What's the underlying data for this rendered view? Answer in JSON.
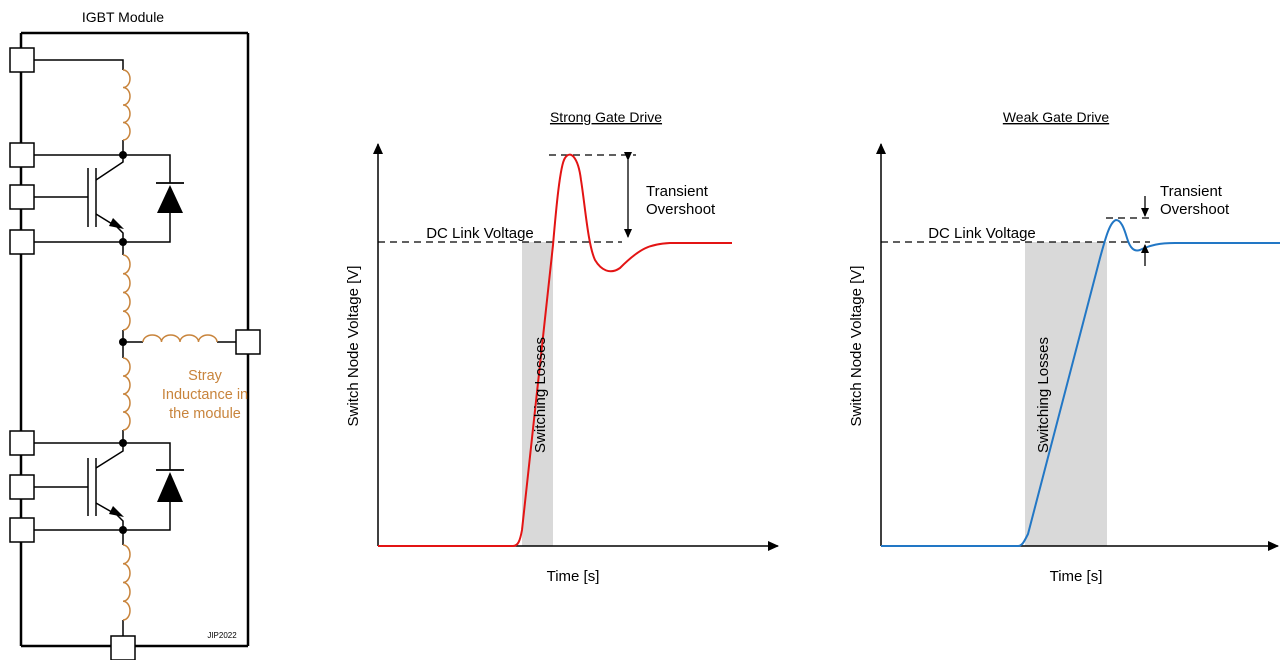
{
  "colors": {
    "stray": "#C8843C",
    "strong": "#E31414",
    "weak": "#2277C5",
    "shade": "#D9D9D9"
  },
  "schematic": {
    "title": "IGBT Module",
    "stray_label": [
      "Stray",
      "Inductance in",
      "the module"
    ],
    "signature": "JIP2022"
  },
  "charts": [
    {
      "key": "strong",
      "title": "Strong Gate Drive",
      "ylabel": "Switch Node Voltage [V]",
      "xlabel": "Time [s]",
      "dc_label": "DC Link Voltage",
      "region_label": "Switching Losses",
      "overshoot_label": [
        "Transient",
        "Overshoot"
      ]
    },
    {
      "key": "weak",
      "title": "Weak Gate Drive",
      "ylabel": "Switch Node Voltage [V]",
      "xlabel": "Time [s]",
      "dc_label": "DC Link Voltage",
      "region_label": "Switching Losses",
      "overshoot_label": [
        "Transient",
        "Overshoot"
      ]
    }
  ]
}
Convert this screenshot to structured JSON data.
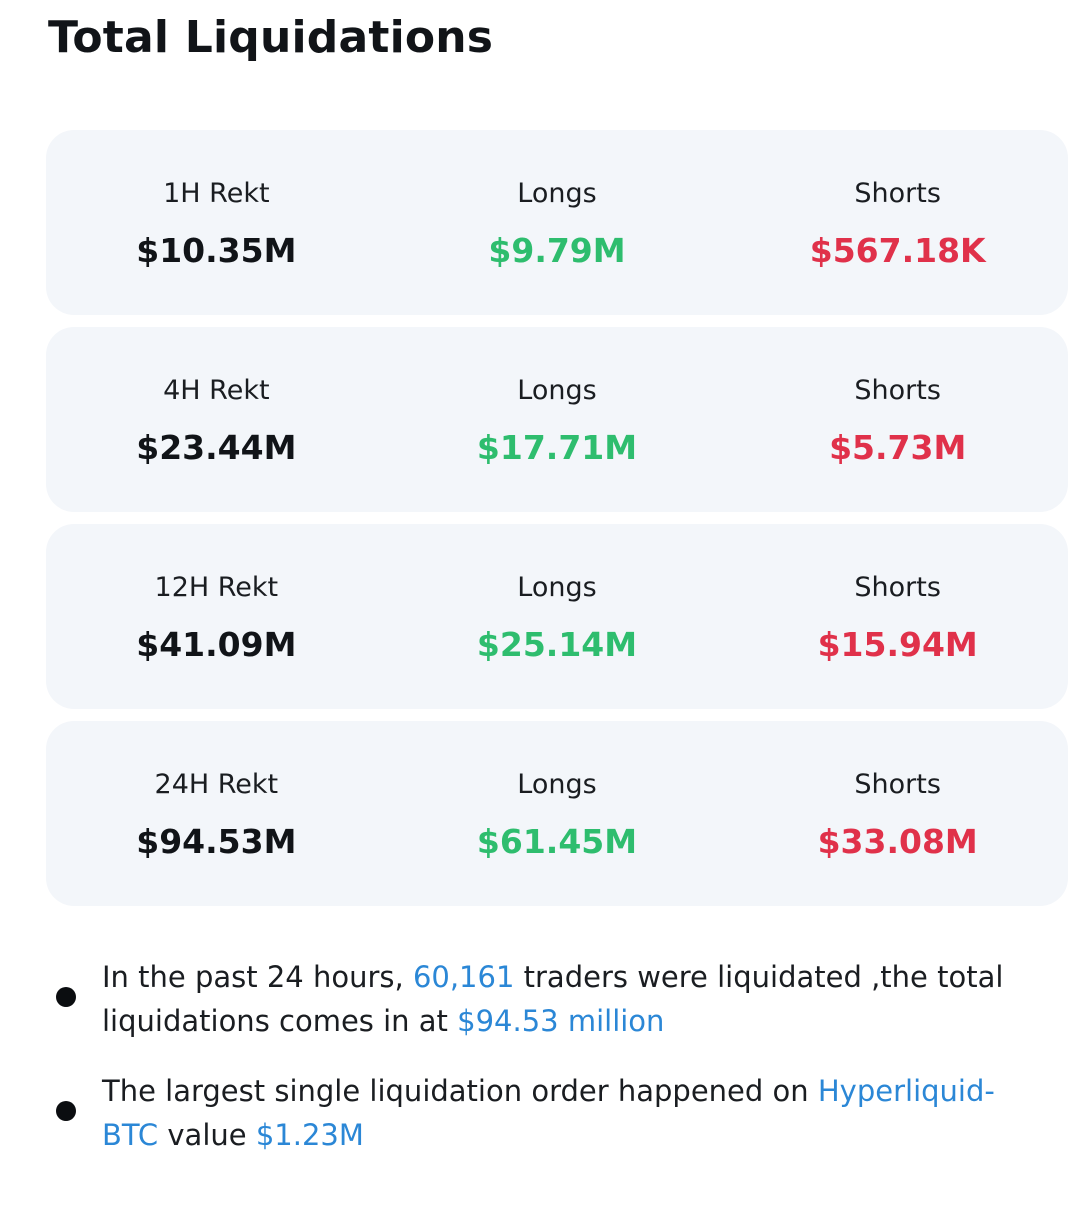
{
  "title": "Total Liquidations",
  "cards": [
    {
      "period_label": "1H Rekt",
      "total": "$10.35M",
      "longs_label": "Longs",
      "longs": "$9.79M",
      "shorts_label": "Shorts",
      "shorts": "$567.18K"
    },
    {
      "period_label": "4H Rekt",
      "total": "$23.44M",
      "longs_label": "Longs",
      "longs": "$17.71M",
      "shorts_label": "Shorts",
      "shorts": "$5.73M"
    },
    {
      "period_label": "12H Rekt",
      "total": "$41.09M",
      "longs_label": "Longs",
      "longs": "$25.14M",
      "shorts_label": "Shorts",
      "shorts": "$15.94M"
    },
    {
      "period_label": "24H Rekt",
      "total": "$94.53M",
      "longs_label": "Longs",
      "longs": "$61.45M",
      "shorts_label": "Shorts",
      "shorts": "$33.08M"
    }
  ],
  "bullets": {
    "first": {
      "prefix": "In the past 24 hours, ",
      "traders": "60,161",
      "middle": " traders were liquidated ,the total liquidations comes in at ",
      "amount": "$94.53 million"
    },
    "second": {
      "prefix": "The largest single liquidation order happened on ",
      "market": "Hyperliquid-BTC",
      "middle": " value ",
      "amount": "$1.23M"
    }
  },
  "colors": {
    "longs": "#2ebd6e",
    "shorts": "#e0314a",
    "highlight": "#2b87d6",
    "card_bg": "#f3f6fa"
  }
}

Challenge: Return every line from the records above that holds the word "traders".

Written response:
      "traders": "60,161",
      "middle": " traders were liquidated ,the total liquidations comes in at ",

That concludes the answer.